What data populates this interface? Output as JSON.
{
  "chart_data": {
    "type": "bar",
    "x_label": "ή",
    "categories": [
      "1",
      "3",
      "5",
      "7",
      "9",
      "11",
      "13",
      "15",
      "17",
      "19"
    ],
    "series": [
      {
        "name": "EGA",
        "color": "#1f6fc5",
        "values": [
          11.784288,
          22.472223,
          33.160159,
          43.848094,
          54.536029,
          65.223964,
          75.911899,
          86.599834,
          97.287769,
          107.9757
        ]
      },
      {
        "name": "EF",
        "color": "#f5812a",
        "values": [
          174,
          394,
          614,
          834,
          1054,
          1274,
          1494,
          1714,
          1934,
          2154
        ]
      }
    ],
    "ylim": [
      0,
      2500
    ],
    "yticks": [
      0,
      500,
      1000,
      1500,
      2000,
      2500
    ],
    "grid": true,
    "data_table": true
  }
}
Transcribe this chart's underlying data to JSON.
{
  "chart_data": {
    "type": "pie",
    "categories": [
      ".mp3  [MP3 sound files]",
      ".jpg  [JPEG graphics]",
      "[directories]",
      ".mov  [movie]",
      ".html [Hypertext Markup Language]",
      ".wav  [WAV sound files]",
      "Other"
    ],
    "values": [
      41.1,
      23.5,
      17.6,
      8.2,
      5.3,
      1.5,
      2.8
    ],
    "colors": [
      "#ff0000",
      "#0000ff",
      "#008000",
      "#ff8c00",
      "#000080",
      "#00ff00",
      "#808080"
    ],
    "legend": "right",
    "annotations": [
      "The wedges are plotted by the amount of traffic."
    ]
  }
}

§ REQUIRED WORK:
All of the records must be retyped exactly as they are.

§ SOLUTION BELOW:
What data populates this interface? Output as JSON.
{
  "chart_data": {
    "type": "bar",
    "x_label": "ή",
    "categories": [
      "1",
      "3",
      "5",
      "7",
      "9",
      "11",
      "13",
      "15",
      "17",
      "19"
    ],
    "series": [
      {
        "name": "EGA",
        "color": "#1f6fc5",
        "values": [
          11.784288,
          22.472223,
          33.160159,
          43.848094,
          54.536029,
          65.223964,
          75.911899,
          86.599834,
          97.287769,
          107.9757
        ]
      },
      {
        "name": "EF",
        "color": "#f5812a",
        "values": [
          174,
          394,
          614,
          834,
          1054,
          1274,
          1494,
          1714,
          1934,
          2154
        ]
      }
    ],
    "ylim": [
      0,
      2500
    ],
    "yticks": [
      0,
      500,
      1000,
      1500,
      2000,
      2500
    ],
    "grid": true,
    "data_table": true
  }
}
Transcribe this chart's underlying data to JSON.
{
  "chart_data": {
    "type": "pie",
    "categories": [
      ".mp3  [MP3 sound files]",
      ".jpg  [JPEG graphics]",
      "[directories]",
      ".mov  [movie]",
      ".html [Hypertext Markup Language]",
      ".wav  [WAV sound files]",
      "Other"
    ],
    "values": [
      41.1,
      23.5,
      17.6,
      8.2,
      5.3,
      1.5,
      2.8
    ],
    "colors": [
      "#ff0000",
      "#0000ff",
      "#008000",
      "#ff8c00",
      "#000080",
      "#00ff00",
      "#808080"
    ],
    "legend": "right",
    "annotations": [
      "The wedges are plotted by the amount of traffic."
    ]
  }
}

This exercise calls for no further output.